- WHAT TO WORK ON
Return every line below in which "vertikalgroup" appears.

- DATA LINES
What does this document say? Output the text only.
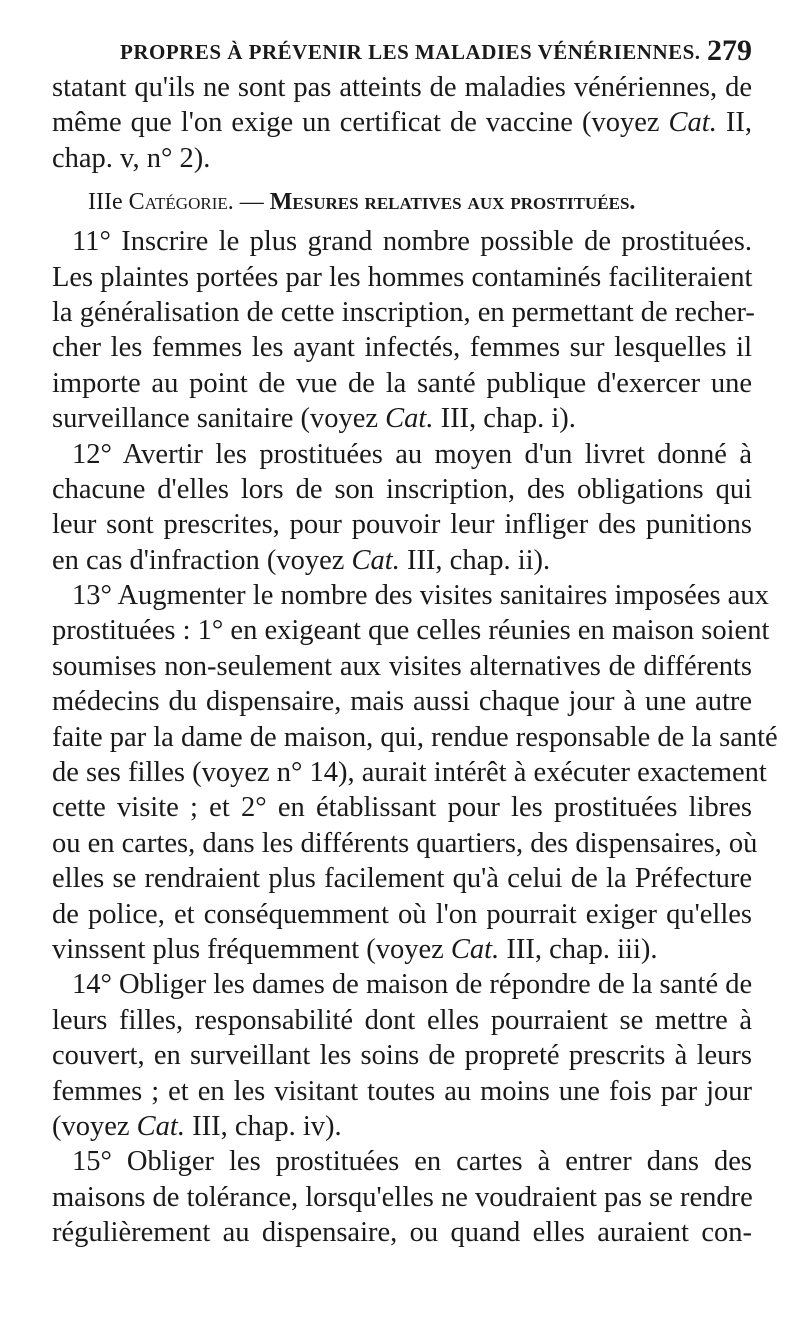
PROPRES À PRÉVENIR LES MALADIES VÉNÉRIENNES. 279
statant qu'ils ne sont pas atteints de maladies vénériennes, de
même que l'on exige un certificat de vaccine (voyez Cat. II,
chap. v, n° 2).
IIIe Catégorie. — Mesures relatives aux prostituées.
11° Inscrire le plus grand nombre possible de prostituées.
Les plaintes portées par les hommes contaminés faciliteraient
la généralisation de cette inscription, en permettant de recher-
cher les femmes les ayant infectés, femmes sur lesquelles il
importe au point de vue de la santé publique d'exercer une
surveillance sanitaire (voyez Cat. III, chap. i).
12° Avertir les prostituées au moyen d'un livret donné à
chacune d'elles lors de son inscription, des obligations qui
leur sont prescrites, pour pouvoir leur infliger des punitions
en cas d'infraction (voyez Cat. III, chap. ii).
13° Augmenter le nombre des visites sanitaires imposées aux
prostituées : 1° en exigeant que celles réunies en maison soient
soumises non-seulement aux visites alternatives de différents
médecins du dispensaire, mais aussi chaque jour à une autre
faite par la dame de maison, qui, rendue responsable de la santé
de ses filles (voyez n° 14), aurait intérêt à exécuter exactement
cette visite ; et 2° en établissant pour les prostituées libres
ou en cartes, dans les différents quartiers, des dispensaires, où
elles se rendraient plus facilement qu'à celui de la Préfecture
de police, et conséquemment où l'on pourrait exiger qu'elles
vinssent plus fréquemment (voyez Cat. III, chap. iii).
14° Obliger les dames de maison de répondre de la santé de
leurs filles, responsabilité dont elles pourraient se mettre à
couvert, en surveillant les soins de propreté prescrits à leurs
femmes ; et en les visitant toutes au moins une fois par jour
(voyez Cat. III, chap. iv).
15° Obliger les prostituées en cartes à entrer dans des
maisons de tolérance, lorsqu'elles ne voudraient pas se rendre
régulièrement au dispensaire, ou quand elles auraient con-
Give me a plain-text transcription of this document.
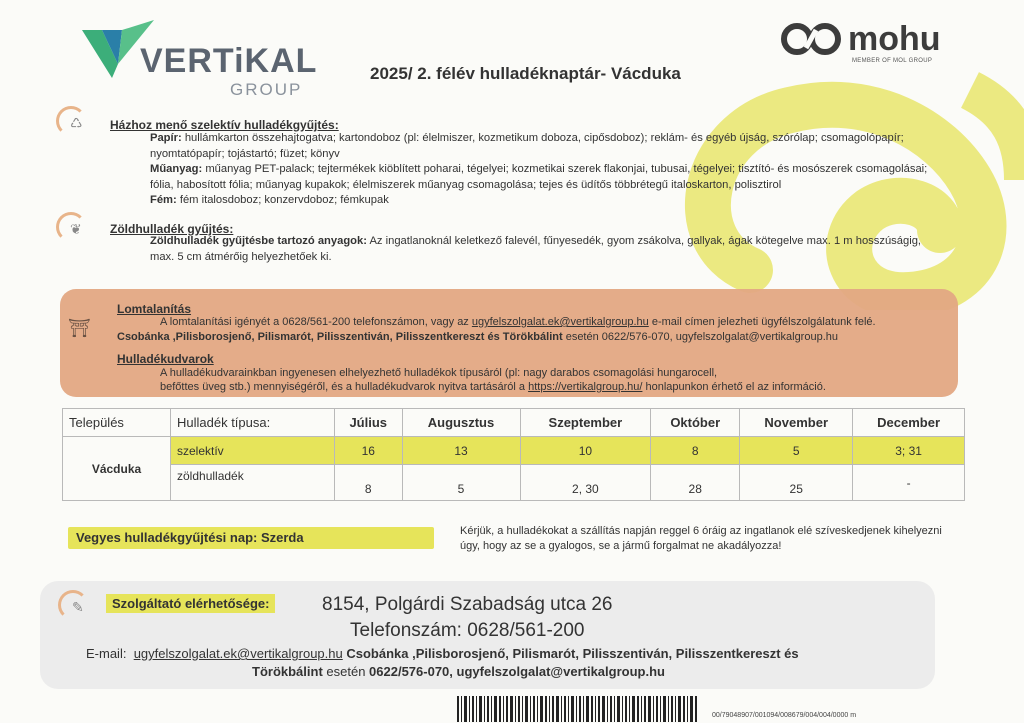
VERTiKAL
GROUP
2025/ 2. félév hulladéknaptár- Vácduka
mohu
MEMBER OF MOL GROUP
♺ Házhoz menő szelektív hulladékgyűjtés:
Papír: hullámkarton összehajtogatva; kartondoboz (pl: élelmiszer, kozmetikum doboza, cipősdoboz); reklám- és egyéb újság, szórólap; csomagolópapír; nyomtatópapír; tojástartó; füzet; könyv
Műanyag: műanyag PET-palack; tejtermékek kiöblített poharai, tégelyei; kozmetikai szerek flakonjai, tubusai, tégelyei; tisztító- és mosószerek csomagolásai; fólia, habosított fólia; műanyag kupakok; élelmiszerek műanyag csomagolása; tejes és üdítős többrétegű italoskarton, polisztirol
Fém: fém italosdoboz; konzervdoboz; fémkupak
❦ Zöldhulladék gyűjtés:
Zöldhulladék gyűjtésbe tartozó anyagok: Az ingatlanoknál keletkező falevél, fűnyesedék, gyom zsákolva, gallyak, ágak kötegelve max. 1 m hosszúságig, max. 5 cm átmérőig helyezhetőek ki.
⛩
Lomtalanítás
A lomtalanítási igényét a 0628/561-200 telefonszámon, vagy az ugyfelszolgalat.ek@vertikalgroup.hu e-mail címen jelezheti ügyfélszolgálatunk felé.
Csobánka ,Pilisborosjenő, Pilismarót, Pilisszentiván, Pilisszentkereszt és Törökbálint esetén 0622/576-070, ugyfelszolgalat@vertikalgroup.hu
Hulladékudvarok
A hulladékudvarainkban ingyenesen elhelyezhető hulladékok típusáról (pl: nagy darabos csomagolási hungarocell,
befőttes üveg stb.) mennyiségéről, és a hulladékudvarok nyitva tartásáról a https://vertikalgroup.hu/ honlapunkon érhető el az információ.
Település	Hulladék típusa:	Július	Augusztus	Szeptember	Október	November	December
Vácduka	szelektív	16	13	10	8	5	3; 31
	zöldhulladék	8	5	2, 30	28	25	-
Vegyes hulladékgyűjtési nap: Szerda	Kérjük, a hulladékokat a szállítás napján reggel 6 óráig az ingatlanok elé szíveskedjenek kihelyezni úgy, hogy az se a gyalogos, se a jármű forgalmat ne akadályozza!
✎	Szolgáltató elérhetősége:	8154, Polgárdi Szabadság utca 26
Telefonszám: 0628/561-200
E-mail: ugyfelszolgalat.ek@vertikalgroup.hu Csobánka ,Pilisborosjenő, Pilismarót, Pilisszentiván, Pilisszentkereszt és
Törökbálint esetén 0622/576-070, ugyfelszolgalat@vertikalgroup.hu
00/79048907/001094/008679/004/004/0000 m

- RESPONSE
A lomtalanítási igényét a 0628/561-200 telefonszámon, vagy az ugyfelszolgalat.ek@vertikalgroup.hu e-mail címen jelezheti ügyfélszolgálatunk felé.
Csobánka ,Pilisborosjenő, Pilismarót, Pilisszentiván, Pilisszentkereszt és Törökbálint esetén 0622/576-070, ugyfelszolgalat@vertikalgroup.hu
befőttes üveg stb.) mennyiségéről, és a hulladékudvarok nyitva tartásáról a https://vertikalgroup.hu/ honlapunkon érhető el az információ.
E-mail: ugyfelszolgalat.ek@vertikalgroup.hu Csobánka ,Pilisborosjenő, Pilismarót, Pilisszentiván, Pilisszentkereszt és
Törökbálint esetén 0622/576-070, ugyfelszolgalat@vertikalgroup.hu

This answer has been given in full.